◆ **Exercise instructions**:
Lines containing the string "ancient" are to be counted; report only how many there are.

◆ **Records supplied**:
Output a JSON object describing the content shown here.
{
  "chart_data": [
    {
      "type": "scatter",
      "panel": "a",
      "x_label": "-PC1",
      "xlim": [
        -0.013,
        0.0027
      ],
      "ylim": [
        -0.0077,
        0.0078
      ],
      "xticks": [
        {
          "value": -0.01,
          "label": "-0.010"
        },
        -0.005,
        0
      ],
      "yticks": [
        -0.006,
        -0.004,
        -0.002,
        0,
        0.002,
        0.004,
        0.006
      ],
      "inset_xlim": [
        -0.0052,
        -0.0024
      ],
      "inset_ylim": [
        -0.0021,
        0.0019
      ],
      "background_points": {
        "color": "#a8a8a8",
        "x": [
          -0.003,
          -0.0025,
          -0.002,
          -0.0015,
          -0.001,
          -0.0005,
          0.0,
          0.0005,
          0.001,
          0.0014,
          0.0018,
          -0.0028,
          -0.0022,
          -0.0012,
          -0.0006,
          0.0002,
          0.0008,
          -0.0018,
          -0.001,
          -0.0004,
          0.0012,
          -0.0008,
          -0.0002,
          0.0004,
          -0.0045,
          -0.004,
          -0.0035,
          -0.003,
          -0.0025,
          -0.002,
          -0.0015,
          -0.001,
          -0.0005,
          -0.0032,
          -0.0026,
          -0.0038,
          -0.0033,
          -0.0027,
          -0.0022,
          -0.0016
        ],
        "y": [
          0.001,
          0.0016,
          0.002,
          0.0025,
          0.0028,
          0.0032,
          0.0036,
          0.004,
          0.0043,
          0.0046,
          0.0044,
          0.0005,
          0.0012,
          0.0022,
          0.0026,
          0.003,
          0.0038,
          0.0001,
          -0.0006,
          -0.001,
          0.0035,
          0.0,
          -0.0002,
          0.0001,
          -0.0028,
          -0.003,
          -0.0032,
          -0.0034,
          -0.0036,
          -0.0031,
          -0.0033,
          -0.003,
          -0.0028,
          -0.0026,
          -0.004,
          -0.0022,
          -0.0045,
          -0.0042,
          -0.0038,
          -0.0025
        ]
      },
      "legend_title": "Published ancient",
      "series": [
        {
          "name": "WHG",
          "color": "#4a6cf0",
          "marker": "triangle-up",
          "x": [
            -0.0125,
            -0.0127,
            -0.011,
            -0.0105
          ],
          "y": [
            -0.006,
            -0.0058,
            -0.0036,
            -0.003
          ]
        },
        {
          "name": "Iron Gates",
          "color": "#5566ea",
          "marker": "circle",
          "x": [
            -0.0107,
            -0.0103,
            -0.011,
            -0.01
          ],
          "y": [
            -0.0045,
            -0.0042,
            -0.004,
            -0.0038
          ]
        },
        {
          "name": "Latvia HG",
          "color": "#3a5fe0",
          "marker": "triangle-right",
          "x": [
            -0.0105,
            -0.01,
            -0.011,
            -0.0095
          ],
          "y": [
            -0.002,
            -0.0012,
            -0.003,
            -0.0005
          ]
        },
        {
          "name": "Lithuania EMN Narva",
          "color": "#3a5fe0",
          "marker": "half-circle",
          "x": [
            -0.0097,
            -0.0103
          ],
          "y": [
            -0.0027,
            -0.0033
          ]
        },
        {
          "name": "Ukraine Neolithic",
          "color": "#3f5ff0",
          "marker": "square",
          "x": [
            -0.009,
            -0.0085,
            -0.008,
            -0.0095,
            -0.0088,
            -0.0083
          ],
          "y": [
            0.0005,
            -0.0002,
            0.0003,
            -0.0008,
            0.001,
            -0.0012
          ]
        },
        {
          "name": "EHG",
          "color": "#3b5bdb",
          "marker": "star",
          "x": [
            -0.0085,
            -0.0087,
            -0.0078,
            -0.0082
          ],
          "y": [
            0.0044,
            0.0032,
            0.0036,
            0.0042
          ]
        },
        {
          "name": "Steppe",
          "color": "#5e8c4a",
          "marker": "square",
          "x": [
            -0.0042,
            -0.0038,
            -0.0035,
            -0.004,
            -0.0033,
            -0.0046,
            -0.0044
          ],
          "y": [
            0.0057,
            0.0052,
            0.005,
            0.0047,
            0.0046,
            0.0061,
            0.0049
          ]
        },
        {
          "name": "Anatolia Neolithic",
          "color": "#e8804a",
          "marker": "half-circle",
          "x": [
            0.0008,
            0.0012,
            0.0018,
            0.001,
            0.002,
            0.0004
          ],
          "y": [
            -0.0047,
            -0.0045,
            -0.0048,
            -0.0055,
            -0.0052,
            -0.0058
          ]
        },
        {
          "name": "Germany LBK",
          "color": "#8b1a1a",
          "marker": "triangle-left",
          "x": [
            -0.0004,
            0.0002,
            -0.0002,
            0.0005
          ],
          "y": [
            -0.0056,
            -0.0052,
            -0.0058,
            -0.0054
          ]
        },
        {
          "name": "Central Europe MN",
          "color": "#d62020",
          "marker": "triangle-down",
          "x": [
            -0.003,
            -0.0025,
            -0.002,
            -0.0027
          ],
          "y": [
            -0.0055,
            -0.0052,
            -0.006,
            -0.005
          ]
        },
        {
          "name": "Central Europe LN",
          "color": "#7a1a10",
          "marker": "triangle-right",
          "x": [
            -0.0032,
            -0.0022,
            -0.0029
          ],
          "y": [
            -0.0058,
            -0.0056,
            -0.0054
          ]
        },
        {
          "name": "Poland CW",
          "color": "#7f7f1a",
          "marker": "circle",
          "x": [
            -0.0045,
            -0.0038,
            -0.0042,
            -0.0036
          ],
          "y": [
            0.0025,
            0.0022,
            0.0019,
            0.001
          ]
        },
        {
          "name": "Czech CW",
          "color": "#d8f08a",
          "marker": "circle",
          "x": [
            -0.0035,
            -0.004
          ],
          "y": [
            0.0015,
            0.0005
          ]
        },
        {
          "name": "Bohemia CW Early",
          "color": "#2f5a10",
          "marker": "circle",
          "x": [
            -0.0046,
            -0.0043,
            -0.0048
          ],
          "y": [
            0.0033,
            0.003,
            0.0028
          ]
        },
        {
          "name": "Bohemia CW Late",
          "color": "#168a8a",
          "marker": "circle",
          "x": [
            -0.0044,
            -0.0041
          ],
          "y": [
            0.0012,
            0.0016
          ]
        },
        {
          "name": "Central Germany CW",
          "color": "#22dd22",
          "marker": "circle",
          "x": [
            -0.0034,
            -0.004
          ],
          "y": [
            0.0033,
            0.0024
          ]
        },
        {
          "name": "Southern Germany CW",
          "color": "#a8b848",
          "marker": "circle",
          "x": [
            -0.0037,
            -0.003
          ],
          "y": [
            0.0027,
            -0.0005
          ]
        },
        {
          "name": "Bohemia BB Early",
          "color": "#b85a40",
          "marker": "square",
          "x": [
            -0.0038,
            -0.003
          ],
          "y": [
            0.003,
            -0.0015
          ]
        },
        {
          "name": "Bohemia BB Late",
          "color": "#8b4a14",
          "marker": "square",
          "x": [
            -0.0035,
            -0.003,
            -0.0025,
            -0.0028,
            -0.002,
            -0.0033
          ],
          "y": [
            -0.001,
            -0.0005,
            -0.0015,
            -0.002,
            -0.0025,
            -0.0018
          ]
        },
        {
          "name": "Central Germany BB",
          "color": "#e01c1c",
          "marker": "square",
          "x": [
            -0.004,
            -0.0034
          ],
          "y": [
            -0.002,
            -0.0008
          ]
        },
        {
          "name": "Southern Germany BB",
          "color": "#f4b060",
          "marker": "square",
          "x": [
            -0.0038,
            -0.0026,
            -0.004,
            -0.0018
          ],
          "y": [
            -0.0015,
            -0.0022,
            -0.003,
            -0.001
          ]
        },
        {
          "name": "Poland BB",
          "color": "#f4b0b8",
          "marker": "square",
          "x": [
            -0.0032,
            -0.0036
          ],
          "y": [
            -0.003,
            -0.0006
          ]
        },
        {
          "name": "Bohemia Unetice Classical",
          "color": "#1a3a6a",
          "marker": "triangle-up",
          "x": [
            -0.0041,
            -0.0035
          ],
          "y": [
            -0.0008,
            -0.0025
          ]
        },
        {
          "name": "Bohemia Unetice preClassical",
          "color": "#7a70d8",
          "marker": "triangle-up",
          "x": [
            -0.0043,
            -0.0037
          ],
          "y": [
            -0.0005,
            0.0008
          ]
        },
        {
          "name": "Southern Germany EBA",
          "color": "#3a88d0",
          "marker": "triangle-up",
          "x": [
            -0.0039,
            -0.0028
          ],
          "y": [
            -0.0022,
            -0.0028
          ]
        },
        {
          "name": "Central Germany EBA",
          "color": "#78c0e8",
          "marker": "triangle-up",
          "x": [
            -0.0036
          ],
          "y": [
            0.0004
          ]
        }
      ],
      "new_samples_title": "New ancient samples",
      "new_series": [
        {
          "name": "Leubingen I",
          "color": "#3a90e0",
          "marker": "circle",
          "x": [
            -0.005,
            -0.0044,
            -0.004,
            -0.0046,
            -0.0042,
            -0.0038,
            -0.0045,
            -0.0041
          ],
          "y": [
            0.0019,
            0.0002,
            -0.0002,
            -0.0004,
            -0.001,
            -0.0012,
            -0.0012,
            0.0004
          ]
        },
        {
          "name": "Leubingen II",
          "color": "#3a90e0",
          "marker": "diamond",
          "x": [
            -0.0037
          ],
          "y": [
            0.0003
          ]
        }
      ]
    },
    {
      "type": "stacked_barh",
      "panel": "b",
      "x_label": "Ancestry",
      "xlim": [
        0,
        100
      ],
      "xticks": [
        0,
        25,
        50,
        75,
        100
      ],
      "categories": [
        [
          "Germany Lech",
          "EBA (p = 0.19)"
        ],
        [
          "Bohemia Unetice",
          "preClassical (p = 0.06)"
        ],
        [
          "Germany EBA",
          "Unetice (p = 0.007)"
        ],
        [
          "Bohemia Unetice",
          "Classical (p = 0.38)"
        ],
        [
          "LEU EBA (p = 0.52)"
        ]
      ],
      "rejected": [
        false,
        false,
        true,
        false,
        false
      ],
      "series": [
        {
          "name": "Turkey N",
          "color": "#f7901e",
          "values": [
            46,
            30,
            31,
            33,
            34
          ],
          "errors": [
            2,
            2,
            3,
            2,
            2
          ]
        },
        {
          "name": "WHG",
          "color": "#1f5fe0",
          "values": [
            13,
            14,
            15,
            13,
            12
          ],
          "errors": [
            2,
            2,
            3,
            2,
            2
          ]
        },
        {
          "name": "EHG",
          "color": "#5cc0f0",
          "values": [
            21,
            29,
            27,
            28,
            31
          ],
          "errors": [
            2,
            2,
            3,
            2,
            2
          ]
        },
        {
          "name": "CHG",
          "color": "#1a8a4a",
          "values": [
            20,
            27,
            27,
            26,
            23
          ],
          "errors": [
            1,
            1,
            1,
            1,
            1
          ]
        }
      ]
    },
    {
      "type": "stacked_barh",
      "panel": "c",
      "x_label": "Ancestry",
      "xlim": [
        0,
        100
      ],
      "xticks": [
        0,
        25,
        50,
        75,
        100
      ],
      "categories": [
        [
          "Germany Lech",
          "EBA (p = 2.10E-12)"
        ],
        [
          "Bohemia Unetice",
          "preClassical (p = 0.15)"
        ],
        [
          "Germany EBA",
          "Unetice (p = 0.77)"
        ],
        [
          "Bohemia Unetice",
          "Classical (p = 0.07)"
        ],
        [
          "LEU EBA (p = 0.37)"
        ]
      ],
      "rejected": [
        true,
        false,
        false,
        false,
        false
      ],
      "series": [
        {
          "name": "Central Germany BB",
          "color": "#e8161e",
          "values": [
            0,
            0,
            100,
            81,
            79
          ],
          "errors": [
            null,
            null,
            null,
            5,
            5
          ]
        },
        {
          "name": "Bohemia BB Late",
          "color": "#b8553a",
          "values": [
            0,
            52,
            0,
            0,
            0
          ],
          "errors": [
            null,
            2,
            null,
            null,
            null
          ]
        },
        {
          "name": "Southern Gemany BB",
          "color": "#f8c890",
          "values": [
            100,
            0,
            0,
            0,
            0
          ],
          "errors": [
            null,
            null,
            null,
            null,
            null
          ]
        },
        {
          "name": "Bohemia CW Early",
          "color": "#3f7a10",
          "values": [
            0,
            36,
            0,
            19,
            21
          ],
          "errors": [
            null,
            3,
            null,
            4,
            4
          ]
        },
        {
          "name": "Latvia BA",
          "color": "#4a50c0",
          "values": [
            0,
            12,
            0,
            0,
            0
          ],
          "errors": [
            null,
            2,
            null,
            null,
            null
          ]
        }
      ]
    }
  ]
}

◆ **Result of this exercise**:
2